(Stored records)
────────────────
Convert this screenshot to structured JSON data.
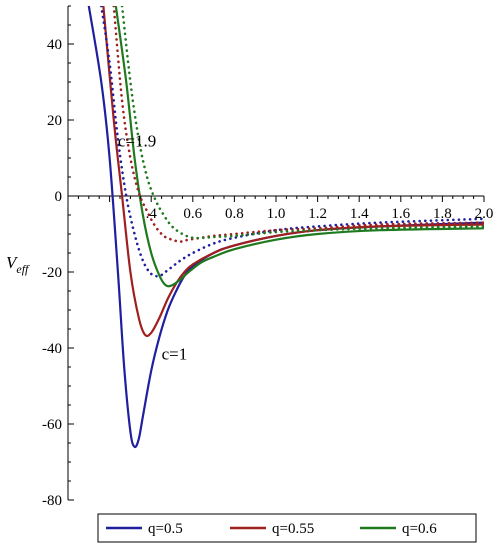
{
  "chart_data": {
    "type": "line",
    "ylabel_main": "V",
    "ylabel_sub": "eff",
    "xlim": [
      0.0,
      2.0
    ],
    "ylim": [
      -80,
      50
    ],
    "x_ticks": [
      0.4,
      0.6,
      0.8,
      1.0,
      1.2,
      1.4,
      1.6,
      1.8,
      2.0
    ],
    "x_tick_labels": [
      ".4",
      "0.6",
      "0.8",
      "1.0",
      "1.2",
      "1.4",
      "1.6",
      "1.8",
      "2.0"
    ],
    "y_ticks": [
      40,
      20,
      0,
      -20,
      -40,
      -60,
      -80
    ],
    "y_tick_labels": [
      "40",
      "20",
      "0",
      "-20",
      "-40",
      "-60",
      "-80"
    ],
    "annotations": [
      {
        "text": "c=1.9",
        "x": 0.24,
        "y": 13
      },
      {
        "text": "c=1",
        "x": 0.45,
        "y": -43
      }
    ],
    "series": [
      {
        "name": "q=0.5",
        "c": "c=1",
        "style": "solid",
        "color": "#1f1fa0",
        "x": [
          0.1,
          0.16,
          0.2,
          0.24,
          0.27,
          0.3,
          0.32,
          0.34,
          0.36,
          0.4,
          0.44,
          0.48,
          0.52,
          0.56,
          0.6,
          0.7,
          0.8,
          1.0,
          1.2,
          1.5,
          2.0
        ],
        "y": [
          50,
          30,
          10,
          -20,
          -45,
          -62,
          -66,
          -64,
          -58,
          -46,
          -37,
          -30,
          -25,
          -21,
          -18.5,
          -15,
          -13,
          -10.5,
          -9,
          -8,
          -7
        ]
      },
      {
        "name": "q=0.55",
        "c": "c=1",
        "style": "solid",
        "color": "#a01f1f",
        "x": [
          0.17,
          0.22,
          0.26,
          0.3,
          0.34,
          0.37,
          0.4,
          0.44,
          0.48,
          0.52,
          0.56,
          0.6,
          0.7,
          0.8,
          1.0,
          1.2,
          1.5,
          2.0
        ],
        "y": [
          50,
          20,
          0,
          -20,
          -32,
          -36.5,
          -36,
          -32,
          -27,
          -23,
          -20,
          -18,
          -15,
          -13,
          -10.5,
          -9,
          -8,
          -7.5
        ]
      },
      {
        "name": "q=0.6",
        "c": "c=1",
        "style": "solid",
        "color": "#1f7a1f",
        "x": [
          0.23,
          0.28,
          0.32,
          0.36,
          0.4,
          0.44,
          0.47,
          0.5,
          0.54,
          0.58,
          0.64,
          0.7,
          0.8,
          1.0,
          1.2,
          1.5,
          2.0
        ],
        "y": [
          50,
          30,
          10,
          -5,
          -15,
          -21,
          -23.5,
          -23.5,
          -22,
          -20,
          -17.5,
          -16,
          -14,
          -11.5,
          -10,
          -9,
          -8.5
        ]
      },
      {
        "name": "q=0.5",
        "c": "c=1.9",
        "style": "dotted",
        "color": "#1f1fa0",
        "x": [
          0.16,
          0.2,
          0.24,
          0.28,
          0.32,
          0.36,
          0.4,
          0.44,
          0.48,
          0.54,
          0.6,
          0.7,
          0.8,
          1.0,
          1.2,
          1.5,
          2.0
        ],
        "y": [
          50,
          35,
          15,
          0,
          -10,
          -17,
          -20.5,
          -21,
          -19.5,
          -17,
          -15,
          -12.5,
          -11,
          -9,
          -8,
          -7,
          -6
        ]
      },
      {
        "name": "q=0.55",
        "c": "c=1.9",
        "style": "dotted",
        "color": "#a01f1f",
        "x": [
          0.22,
          0.26,
          0.3,
          0.34,
          0.38,
          0.42,
          0.46,
          0.5,
          0.54,
          0.58,
          0.64,
          0.7,
          0.8,
          1.0,
          1.2,
          1.5,
          2.0
        ],
        "y": [
          50,
          25,
          10,
          1,
          -4,
          -8,
          -10.5,
          -11.5,
          -12,
          -11.5,
          -11,
          -10.5,
          -10,
          -9,
          -8.5,
          -7.5,
          -7
        ]
      },
      {
        "name": "q=0.6",
        "c": "c=1.9",
        "style": "dotted",
        "color": "#1f7a1f",
        "x": [
          0.26,
          0.3,
          0.34,
          0.38,
          0.42,
          0.46,
          0.5,
          0.55,
          0.6,
          0.65,
          0.7,
          0.8,
          1.0,
          1.2,
          1.5,
          2.0
        ],
        "y": [
          50,
          30,
          15,
          5,
          -1,
          -5,
          -8,
          -10,
          -11,
          -11,
          -10.8,
          -10.5,
          -9.5,
          -9,
          -8.5,
          -8
        ]
      }
    ],
    "legend": {
      "placement": "bottom",
      "entries": [
        {
          "label": "q=0.5",
          "color": "#1f1fa0"
        },
        {
          "label": "q=0.55",
          "color": "#a01f1f"
        },
        {
          "label": "q=0.6",
          "color": "#1f7a1f"
        }
      ]
    },
    "grid": false
  }
}
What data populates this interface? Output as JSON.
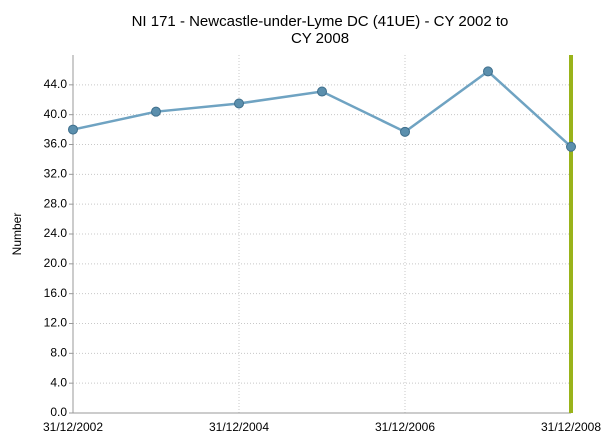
{
  "chart_data": {
    "type": "line",
    "title": [
      "NI 171 - Newcastle-under-Lyme DC (41UE) - CY 2002 to",
      "CY 2008"
    ],
    "ylabel": "Number",
    "categories": [
      "31/12/2002",
      null,
      "31/12/2004",
      null,
      "31/12/2006",
      null,
      "31/12/2008"
    ],
    "series": [
      {
        "name": "NI 171",
        "color": "#6fa3c2",
        "values": [
          38.0,
          40.4,
          41.5,
          43.1,
          37.7,
          45.8,
          35.7
        ]
      }
    ],
    "ylim": [
      0,
      48
    ],
    "yticks": [
      {
        "value": 0,
        "label": "0.0"
      },
      {
        "value": 4,
        "label": "4.0"
      },
      {
        "value": 8,
        "label": "8.0"
      },
      {
        "value": 12,
        "label": "12.0"
      },
      {
        "value": 16,
        "label": "16.0"
      },
      {
        "value": 20,
        "label": "20.0"
      },
      {
        "value": 24,
        "label": "24.0"
      },
      {
        "value": 28,
        "label": "28.0"
      },
      {
        "value": 32,
        "label": "32.0"
      },
      {
        "value": 36,
        "label": "36.0"
      },
      {
        "value": 40,
        "label": "40.0"
      },
      {
        "value": 44,
        "label": "44.0"
      }
    ],
    "grid": true,
    "current_marker_color": "#99b31a"
  }
}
────────────────
To be done -
Pull out every line of the entries that includes the word "this".

Final result -
Convert this screenshot to structured JSON data.
What data populates this interface? Output as JSON.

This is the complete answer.